WHAT YOU NEED TO DO: Copy out every line in which the string "Billion" occurs.

EXERCISE MATERIAL:
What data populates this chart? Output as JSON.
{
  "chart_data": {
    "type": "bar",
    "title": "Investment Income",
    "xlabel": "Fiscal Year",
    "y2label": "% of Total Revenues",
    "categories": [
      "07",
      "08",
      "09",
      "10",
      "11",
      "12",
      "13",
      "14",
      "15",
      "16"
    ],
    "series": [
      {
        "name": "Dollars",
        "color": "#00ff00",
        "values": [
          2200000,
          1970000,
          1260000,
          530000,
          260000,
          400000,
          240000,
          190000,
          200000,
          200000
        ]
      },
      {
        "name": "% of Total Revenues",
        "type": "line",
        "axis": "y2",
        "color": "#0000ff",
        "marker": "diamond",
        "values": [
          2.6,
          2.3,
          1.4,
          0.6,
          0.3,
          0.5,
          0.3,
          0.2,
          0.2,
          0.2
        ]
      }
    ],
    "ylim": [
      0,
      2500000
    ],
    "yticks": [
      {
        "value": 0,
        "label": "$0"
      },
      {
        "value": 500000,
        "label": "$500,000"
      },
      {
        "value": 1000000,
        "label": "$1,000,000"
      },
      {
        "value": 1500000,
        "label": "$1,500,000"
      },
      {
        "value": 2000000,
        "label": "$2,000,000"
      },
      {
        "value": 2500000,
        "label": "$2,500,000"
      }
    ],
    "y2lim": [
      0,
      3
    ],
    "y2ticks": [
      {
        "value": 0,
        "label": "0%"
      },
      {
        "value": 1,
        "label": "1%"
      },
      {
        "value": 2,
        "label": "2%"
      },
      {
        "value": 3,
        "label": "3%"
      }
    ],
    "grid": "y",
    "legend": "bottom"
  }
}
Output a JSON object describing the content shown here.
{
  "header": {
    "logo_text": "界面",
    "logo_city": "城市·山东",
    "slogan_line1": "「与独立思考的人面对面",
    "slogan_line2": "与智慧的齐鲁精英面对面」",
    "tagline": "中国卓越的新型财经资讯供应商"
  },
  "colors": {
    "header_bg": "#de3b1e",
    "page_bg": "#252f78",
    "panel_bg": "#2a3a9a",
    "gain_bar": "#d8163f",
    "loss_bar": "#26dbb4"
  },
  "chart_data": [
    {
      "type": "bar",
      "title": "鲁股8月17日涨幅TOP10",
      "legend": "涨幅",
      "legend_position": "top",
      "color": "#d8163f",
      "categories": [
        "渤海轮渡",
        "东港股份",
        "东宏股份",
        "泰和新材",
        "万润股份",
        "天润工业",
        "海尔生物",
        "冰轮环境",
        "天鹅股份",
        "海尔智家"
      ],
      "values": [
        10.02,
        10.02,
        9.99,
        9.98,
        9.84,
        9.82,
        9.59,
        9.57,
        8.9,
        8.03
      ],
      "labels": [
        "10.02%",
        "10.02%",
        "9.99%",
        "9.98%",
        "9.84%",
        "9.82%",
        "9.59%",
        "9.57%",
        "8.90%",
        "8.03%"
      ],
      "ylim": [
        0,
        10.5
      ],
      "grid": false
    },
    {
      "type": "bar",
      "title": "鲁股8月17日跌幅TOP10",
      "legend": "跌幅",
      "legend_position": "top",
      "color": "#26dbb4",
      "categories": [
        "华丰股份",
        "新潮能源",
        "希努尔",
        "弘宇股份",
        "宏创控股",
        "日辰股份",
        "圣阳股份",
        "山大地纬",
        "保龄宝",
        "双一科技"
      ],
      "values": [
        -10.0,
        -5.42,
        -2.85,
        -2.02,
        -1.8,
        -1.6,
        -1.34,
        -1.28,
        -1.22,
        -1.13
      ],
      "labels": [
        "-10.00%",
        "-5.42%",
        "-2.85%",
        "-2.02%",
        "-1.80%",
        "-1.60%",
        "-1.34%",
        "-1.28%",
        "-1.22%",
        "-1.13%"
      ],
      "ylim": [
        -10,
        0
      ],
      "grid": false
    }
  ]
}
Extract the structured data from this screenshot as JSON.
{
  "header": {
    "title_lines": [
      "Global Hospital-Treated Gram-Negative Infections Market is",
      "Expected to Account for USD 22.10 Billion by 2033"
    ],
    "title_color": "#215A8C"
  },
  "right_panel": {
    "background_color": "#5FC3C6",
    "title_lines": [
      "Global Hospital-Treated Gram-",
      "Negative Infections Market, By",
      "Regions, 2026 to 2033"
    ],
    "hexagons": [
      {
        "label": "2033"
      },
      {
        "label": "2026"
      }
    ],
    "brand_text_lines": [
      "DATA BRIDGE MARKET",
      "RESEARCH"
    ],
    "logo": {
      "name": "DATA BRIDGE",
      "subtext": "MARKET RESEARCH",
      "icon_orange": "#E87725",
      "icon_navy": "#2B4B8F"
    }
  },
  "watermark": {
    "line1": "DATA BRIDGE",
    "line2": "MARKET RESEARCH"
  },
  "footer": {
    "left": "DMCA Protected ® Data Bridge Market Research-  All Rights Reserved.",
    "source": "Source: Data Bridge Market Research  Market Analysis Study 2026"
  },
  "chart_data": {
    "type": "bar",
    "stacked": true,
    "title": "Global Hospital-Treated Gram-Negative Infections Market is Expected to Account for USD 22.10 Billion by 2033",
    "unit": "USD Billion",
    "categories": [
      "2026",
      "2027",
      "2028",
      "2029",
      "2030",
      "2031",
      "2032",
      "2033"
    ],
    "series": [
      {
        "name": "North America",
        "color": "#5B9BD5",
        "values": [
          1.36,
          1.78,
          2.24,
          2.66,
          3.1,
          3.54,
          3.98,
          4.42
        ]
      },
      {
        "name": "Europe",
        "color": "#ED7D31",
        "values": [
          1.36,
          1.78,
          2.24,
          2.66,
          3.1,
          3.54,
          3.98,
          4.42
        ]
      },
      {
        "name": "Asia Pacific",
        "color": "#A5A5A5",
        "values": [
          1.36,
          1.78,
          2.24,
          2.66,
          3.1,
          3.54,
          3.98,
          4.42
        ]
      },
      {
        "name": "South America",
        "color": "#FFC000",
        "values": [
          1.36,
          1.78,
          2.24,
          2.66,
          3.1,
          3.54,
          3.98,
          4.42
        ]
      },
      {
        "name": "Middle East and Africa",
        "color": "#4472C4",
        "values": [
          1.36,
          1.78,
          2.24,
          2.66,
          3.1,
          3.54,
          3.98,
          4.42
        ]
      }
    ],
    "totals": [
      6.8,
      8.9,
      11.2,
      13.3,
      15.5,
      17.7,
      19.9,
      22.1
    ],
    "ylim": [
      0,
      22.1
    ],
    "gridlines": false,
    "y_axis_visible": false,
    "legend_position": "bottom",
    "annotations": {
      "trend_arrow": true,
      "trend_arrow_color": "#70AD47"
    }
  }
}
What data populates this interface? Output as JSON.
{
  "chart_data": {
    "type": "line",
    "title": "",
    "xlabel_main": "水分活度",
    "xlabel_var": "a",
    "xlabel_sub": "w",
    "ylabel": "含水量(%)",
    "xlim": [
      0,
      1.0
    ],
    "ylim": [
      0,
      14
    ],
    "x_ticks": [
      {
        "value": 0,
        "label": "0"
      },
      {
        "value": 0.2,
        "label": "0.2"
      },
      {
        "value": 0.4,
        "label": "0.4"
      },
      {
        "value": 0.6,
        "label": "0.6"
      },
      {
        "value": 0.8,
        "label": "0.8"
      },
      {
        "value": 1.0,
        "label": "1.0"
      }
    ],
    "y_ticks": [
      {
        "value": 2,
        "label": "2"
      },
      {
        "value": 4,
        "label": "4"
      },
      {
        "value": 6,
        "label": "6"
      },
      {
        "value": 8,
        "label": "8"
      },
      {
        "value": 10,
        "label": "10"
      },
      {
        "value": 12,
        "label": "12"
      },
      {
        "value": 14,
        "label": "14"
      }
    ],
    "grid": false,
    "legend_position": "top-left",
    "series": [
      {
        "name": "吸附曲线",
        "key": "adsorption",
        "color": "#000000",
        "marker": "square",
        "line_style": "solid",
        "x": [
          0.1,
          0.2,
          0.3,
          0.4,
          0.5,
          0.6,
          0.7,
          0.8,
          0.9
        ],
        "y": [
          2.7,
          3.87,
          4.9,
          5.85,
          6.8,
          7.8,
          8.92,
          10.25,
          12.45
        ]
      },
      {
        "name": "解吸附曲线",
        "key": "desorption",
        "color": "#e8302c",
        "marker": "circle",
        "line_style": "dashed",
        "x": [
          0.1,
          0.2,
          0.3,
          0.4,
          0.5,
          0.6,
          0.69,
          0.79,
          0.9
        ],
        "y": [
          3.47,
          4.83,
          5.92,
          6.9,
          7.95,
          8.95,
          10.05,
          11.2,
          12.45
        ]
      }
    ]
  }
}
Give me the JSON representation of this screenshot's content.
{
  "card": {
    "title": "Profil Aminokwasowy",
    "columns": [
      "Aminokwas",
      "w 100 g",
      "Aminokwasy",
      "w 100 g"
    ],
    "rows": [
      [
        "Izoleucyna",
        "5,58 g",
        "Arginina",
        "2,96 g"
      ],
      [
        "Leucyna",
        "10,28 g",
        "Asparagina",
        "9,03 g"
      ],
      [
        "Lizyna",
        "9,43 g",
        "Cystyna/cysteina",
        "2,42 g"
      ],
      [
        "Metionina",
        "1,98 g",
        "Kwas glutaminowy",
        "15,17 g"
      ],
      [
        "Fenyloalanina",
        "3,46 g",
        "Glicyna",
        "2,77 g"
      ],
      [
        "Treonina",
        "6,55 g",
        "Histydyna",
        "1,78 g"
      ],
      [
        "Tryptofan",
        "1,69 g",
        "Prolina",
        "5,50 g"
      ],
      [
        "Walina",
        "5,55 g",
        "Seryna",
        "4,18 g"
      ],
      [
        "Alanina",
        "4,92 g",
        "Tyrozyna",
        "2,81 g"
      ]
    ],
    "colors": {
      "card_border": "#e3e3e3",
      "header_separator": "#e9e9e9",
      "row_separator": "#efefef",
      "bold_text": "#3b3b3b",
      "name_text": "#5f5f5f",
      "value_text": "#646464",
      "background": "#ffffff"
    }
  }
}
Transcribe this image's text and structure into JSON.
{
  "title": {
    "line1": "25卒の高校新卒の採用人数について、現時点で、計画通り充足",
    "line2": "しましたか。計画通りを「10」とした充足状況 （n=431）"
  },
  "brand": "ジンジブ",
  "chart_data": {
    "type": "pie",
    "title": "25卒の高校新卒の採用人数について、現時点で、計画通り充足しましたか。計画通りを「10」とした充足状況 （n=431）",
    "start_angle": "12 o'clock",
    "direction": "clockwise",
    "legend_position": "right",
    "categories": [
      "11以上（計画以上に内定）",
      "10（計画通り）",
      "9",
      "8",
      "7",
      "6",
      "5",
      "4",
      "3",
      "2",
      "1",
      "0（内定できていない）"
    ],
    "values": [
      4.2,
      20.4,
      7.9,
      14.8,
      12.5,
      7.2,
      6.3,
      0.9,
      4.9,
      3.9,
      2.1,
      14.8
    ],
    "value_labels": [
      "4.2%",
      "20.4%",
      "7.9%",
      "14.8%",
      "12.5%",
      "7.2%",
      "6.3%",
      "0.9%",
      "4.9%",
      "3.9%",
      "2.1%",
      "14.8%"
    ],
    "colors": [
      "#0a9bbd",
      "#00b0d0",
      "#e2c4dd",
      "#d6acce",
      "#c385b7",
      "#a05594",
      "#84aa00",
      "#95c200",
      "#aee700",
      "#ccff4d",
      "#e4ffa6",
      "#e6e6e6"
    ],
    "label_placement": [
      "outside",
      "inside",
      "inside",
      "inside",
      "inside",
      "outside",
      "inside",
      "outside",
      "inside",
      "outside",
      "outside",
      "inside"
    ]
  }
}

FINISHED EXERCISE:
      "Expected to Account for USD 22.10 Billion by 2033"
    "title": "Global Hospital-Treated Gram-Negative Infections Market is Expected to Account for USD 22.10 Billion by 2033",
    "unit": "USD Billion",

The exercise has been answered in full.